--- Recorded data ---

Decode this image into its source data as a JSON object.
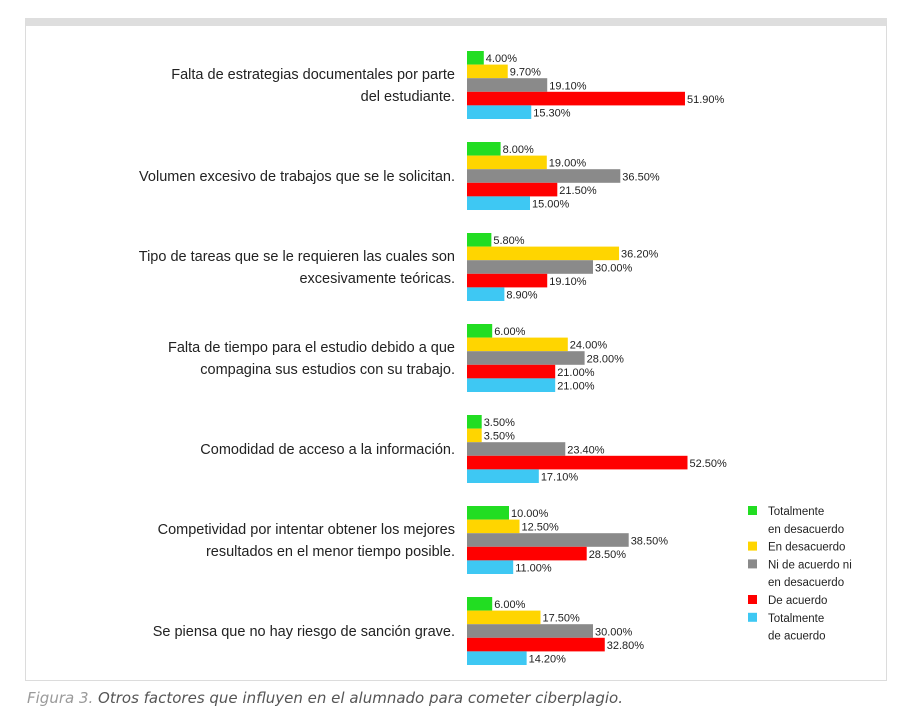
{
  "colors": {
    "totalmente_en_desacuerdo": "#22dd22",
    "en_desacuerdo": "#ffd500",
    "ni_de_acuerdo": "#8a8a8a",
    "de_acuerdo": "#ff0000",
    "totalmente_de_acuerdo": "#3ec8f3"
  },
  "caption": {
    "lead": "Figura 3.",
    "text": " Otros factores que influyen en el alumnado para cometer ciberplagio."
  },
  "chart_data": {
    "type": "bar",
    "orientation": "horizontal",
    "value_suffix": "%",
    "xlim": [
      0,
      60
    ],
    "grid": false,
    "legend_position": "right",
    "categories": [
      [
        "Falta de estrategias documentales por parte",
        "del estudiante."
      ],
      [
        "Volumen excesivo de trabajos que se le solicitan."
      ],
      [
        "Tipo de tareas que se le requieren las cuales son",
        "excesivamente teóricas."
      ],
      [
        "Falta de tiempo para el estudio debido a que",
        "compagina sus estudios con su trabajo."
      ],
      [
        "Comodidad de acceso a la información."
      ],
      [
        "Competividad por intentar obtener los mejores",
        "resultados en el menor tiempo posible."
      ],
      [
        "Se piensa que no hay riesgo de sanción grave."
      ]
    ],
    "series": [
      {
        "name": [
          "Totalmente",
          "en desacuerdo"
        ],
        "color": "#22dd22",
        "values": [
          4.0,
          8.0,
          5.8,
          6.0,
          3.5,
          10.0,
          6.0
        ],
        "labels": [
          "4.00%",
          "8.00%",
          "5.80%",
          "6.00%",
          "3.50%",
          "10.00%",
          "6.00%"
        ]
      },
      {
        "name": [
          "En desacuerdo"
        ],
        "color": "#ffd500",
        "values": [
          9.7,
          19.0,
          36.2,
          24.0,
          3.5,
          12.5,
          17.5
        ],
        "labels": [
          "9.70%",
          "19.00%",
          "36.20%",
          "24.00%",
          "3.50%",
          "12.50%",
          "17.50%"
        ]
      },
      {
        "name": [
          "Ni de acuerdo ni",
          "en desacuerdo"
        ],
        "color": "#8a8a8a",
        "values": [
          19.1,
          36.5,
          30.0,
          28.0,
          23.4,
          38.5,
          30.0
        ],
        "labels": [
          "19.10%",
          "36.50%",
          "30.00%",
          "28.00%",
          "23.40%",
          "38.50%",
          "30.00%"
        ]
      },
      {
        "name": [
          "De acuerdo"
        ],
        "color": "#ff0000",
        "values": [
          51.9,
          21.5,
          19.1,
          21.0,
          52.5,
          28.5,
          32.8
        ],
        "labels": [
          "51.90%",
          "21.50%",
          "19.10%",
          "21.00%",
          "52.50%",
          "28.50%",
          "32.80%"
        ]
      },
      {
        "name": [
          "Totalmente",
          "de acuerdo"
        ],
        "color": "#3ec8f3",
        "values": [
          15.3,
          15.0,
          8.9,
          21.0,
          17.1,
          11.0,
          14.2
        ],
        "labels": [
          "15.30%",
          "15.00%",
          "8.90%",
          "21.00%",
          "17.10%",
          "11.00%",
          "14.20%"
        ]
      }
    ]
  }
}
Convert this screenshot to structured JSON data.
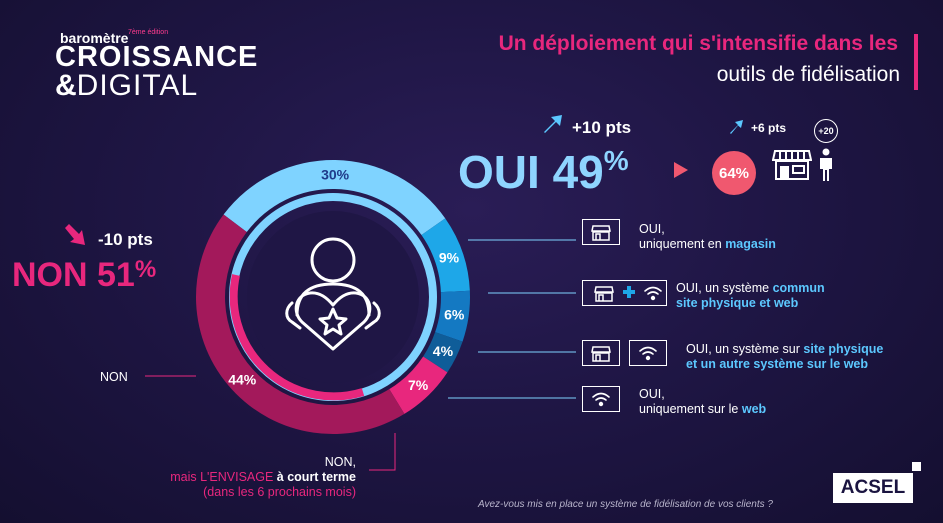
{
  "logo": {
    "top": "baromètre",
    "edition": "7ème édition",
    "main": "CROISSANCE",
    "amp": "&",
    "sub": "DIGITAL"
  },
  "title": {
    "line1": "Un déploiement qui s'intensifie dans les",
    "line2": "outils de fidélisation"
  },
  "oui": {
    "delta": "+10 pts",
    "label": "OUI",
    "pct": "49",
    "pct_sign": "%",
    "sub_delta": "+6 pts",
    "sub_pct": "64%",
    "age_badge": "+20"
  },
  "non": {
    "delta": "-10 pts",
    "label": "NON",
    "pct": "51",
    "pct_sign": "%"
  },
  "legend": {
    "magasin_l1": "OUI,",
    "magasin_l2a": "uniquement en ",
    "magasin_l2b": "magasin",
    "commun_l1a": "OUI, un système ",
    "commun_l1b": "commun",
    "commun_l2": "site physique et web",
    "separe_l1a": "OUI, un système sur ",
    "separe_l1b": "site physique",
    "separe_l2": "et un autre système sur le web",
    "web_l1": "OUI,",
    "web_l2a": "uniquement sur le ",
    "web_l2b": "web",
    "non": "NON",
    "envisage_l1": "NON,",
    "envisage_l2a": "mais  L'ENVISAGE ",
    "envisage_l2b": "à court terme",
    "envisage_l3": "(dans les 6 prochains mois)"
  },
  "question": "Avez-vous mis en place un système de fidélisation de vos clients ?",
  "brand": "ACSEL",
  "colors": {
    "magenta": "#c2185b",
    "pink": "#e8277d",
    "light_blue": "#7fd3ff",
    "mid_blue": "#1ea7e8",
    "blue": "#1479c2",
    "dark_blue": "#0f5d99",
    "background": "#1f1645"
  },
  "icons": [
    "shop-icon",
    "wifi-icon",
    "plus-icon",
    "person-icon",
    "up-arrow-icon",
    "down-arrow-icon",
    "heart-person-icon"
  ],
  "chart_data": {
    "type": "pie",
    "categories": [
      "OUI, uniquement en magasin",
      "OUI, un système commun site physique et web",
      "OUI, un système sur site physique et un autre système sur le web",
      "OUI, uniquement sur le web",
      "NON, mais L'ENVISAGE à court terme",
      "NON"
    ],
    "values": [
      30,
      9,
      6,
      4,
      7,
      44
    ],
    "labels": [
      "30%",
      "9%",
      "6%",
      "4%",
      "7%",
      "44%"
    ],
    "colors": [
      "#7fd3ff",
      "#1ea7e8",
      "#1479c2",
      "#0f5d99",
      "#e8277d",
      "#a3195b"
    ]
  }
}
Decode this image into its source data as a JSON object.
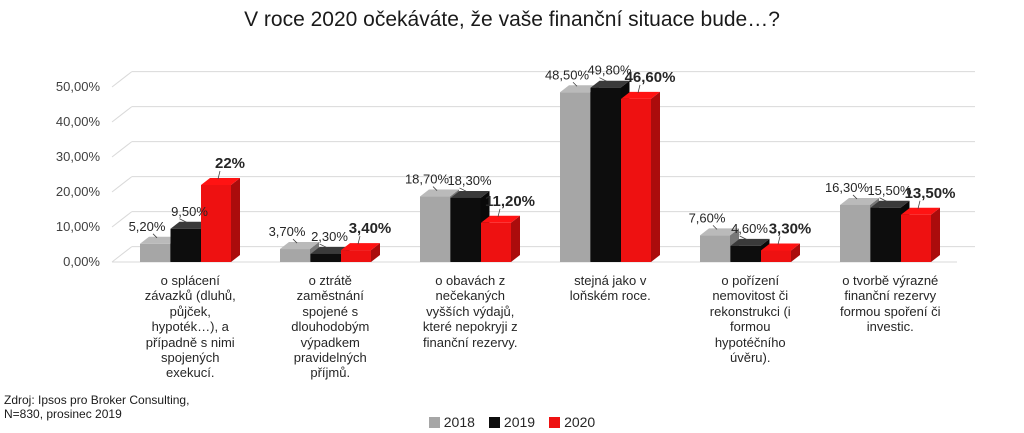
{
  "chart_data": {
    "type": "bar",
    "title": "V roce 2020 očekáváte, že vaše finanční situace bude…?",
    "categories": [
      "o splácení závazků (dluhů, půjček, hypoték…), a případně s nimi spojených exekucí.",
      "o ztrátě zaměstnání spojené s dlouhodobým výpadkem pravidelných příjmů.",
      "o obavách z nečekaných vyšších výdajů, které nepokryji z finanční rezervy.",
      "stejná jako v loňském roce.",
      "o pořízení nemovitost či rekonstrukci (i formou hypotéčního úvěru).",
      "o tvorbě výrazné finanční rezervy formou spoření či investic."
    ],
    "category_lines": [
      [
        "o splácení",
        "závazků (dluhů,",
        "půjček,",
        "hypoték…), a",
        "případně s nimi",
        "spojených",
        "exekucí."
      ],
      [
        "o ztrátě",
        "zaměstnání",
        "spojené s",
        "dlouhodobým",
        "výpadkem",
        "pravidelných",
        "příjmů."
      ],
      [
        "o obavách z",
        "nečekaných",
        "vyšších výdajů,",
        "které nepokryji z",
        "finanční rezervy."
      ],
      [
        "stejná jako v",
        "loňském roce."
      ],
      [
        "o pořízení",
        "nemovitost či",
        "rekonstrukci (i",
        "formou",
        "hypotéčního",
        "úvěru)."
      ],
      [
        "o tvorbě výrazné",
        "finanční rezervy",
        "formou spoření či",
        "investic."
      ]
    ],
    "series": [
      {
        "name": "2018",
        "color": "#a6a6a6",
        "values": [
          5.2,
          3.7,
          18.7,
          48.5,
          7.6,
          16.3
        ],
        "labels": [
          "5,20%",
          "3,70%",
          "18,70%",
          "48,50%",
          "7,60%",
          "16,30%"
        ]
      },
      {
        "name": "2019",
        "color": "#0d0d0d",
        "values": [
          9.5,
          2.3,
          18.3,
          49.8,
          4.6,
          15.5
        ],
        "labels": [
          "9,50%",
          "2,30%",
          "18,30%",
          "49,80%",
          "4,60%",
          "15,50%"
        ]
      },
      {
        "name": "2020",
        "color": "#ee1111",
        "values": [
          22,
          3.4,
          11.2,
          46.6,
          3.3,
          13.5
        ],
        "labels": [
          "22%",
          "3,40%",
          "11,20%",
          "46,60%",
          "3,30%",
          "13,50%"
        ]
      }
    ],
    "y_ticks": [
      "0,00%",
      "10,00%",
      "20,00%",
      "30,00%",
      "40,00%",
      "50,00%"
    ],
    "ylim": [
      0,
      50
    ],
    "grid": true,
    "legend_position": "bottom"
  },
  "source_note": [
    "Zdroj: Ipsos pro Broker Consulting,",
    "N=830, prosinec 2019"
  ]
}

---

## Written request:
The word "výdajů" appears in how many lines of the data? Answer with only the number.

## Response to this task:
2